TASK OBJECTIVE: Reproduce the whole listing, character for character.

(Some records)
** begin **
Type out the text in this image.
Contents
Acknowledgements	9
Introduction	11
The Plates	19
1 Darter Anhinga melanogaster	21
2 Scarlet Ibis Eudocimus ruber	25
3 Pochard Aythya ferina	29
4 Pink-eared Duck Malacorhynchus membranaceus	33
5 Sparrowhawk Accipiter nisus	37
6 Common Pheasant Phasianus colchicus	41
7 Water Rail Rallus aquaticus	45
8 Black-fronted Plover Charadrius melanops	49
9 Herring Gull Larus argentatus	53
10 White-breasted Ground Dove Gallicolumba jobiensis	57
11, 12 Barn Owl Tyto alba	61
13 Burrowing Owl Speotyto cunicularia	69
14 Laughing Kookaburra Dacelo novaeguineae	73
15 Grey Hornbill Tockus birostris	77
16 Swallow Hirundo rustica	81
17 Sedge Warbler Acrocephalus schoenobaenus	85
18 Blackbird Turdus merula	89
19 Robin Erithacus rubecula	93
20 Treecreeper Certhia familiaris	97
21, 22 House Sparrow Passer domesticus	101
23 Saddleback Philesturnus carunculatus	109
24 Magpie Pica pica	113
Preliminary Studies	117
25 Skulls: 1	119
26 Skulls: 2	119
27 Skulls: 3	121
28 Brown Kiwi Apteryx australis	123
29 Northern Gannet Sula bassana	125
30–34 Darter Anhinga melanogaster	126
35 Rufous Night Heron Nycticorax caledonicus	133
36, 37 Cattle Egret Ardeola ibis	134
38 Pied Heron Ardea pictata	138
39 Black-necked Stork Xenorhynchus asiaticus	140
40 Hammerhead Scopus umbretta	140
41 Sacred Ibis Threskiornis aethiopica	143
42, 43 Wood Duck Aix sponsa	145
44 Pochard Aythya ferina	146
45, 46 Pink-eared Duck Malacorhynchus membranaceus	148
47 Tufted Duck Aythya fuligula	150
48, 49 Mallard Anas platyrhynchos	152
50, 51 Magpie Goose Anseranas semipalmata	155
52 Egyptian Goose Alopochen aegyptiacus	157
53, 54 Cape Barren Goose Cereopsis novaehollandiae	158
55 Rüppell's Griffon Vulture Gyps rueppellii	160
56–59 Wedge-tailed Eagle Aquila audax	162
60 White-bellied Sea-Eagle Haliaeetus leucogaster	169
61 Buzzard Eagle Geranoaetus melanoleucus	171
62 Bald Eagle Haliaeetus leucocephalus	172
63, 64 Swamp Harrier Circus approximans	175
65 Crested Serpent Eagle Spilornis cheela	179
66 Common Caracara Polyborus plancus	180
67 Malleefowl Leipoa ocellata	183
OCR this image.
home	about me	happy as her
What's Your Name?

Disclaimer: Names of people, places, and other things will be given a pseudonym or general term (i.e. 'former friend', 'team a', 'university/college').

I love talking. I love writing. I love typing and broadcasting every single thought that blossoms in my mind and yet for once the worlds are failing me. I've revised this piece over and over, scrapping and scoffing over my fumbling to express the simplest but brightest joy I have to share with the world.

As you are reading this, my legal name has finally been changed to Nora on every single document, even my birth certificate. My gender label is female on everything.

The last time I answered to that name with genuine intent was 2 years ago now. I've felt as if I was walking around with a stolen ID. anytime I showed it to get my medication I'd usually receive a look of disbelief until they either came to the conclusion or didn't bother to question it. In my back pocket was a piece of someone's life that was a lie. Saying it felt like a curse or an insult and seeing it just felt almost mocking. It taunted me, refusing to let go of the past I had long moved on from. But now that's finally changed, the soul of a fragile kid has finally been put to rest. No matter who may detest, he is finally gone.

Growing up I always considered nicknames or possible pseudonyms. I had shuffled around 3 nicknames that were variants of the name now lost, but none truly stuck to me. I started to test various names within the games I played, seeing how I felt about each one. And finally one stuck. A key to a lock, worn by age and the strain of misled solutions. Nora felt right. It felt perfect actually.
** end **
EXERCISE OUTPUT:
Type out the text in this image.
Contents
Acknowledgements	9
Introduction	11
The Plates	19
1 Darter Anhinga melanogaster	21
2 Scarlet Ibis Eudocimus ruber	25
3 Pochard Aythya ferina	29
4 Pink-eared Duck Malacorhynchus membranaceus	33
5 Sparrowhawk Accipiter nisus	37
6 Common Pheasant Phasianus colchicus	41
7 Water Rail Rallus aquaticus	45
8 Black-fronted Plover Charadrius melanops	49
9 Herring Gull Larus argentatus	53
10 White-breasted Ground Dove Gallicolumba jobiensis	57
11, 12 Barn Owl Tyto alba	61
13 Burrowing Owl Speotyto cunicularia	69
14 Laughing Kookaburra Dacelo novaeguineae	73
15 Grey Hornbill Tockus birostris	77
16 Swallow Hirundo rustica	81
17 Sedge Warbler Acrocephalus schoenobaenus	85
18 Blackbird Turdus merula	89
19 Robin Erithacus rubecula	93
20 Treecreeper Certhia familiaris	97
21, 22 House Sparrow Passer domesticus	101
23 Saddleback Philesturnus carunculatus	109
24 Magpie Pica pica	113
Preliminary Studies	117
25 Skulls: 1	119
26 Skulls: 2	119
27 Skulls: 3	121
28 Brown Kiwi Apteryx australis	123
29 Northern Gannet Sula bassana	125
30–34 Darter Anhinga melanogaster	126
35 Rufous Night Heron Nycticorax caledonicus	133
36, 37 Cattle Egret Ardeola ibis	134
38 Pied Heron Ardea pictata	138
39 Black-necked Stork Xenorhynchus asiaticus	140
40 Hammerhead Scopus umbretta	140
41 Sacred Ibis Threskiornis aethiopica	143
42, 43 Wood Duck Aix sponsa	145
44 Pochard Aythya ferina	146
45, 46 Pink-eared Duck Malacorhynchus membranaceus	148
47 Tufted Duck Aythya fuligula	150
48, 49 Mallard Anas platyrhynchos	152
50, 51 Magpie Goose Anseranas semipalmata	155
52 Egyptian Goose Alopochen aegyptiacus	157
53, 54 Cape Barren Goose Cereopsis novaehollandiae	158
55 Rüppell's Griffon Vulture Gyps rueppellii	160
56–59 Wedge-tailed Eagle Aquila audax	162
60 White-bellied Sea-Eagle Haliaeetus leucogaster	169
61 Buzzard Eagle Geranoaetus melanoleucus	171
62 Bald Eagle Haliaeetus leucocephalus	172
63, 64 Swamp Harrier Circus approximans	175
65 Crested Serpent Eagle Spilornis cheela	179
66 Common Caracara Polyborus plancus	180
67 Malleefowl Leipoa ocellata	183
OCR this image.
home	about me	happy as her
What's Your Name?

Disclaimer: Names of people, places, and other things will be given a pseudonym or general term (i.e. 'former friend', 'team a', 'university/college').

I love talking. I love writing. I love typing and broadcasting every single thought that blossoms in my mind and yet for once the worlds are failing me. I've revised this piece over and over, scrapping and scoffing over my fumbling to express the simplest but brightest joy I have to share with the world.

As you are reading this, my legal name has finally been changed to Nora on every single document, even my birth certificate. My gender label is female on everything.

The last time I answered to that name with genuine intent was 2 years ago now. I've felt as if I was walking around with a stolen ID. anytime I showed it to get my medication I'd usually receive a look of disbelief until they either came to the conclusion or didn't bother to question it. In my back pocket was a piece of someone's life that was a lie. Saying it felt like a curse or an insult and seeing it just felt almost mocking. It taunted me, refusing to let go of the past I had long moved on from. But now that's finally changed, the soul of a fragile kid has finally been put to rest. No matter who may detest, he is finally gone.

Growing up I always considered nicknames or possible pseudonyms. I had shuffled around 3 nicknames that were variants of the name now lost, but none truly stuck to me. I started to test various names within the games I played, seeing how I felt about each one. And finally one stuck. A key to a lock, worn by age and the strain of misled solutions. Nora felt right. It felt perfect actually.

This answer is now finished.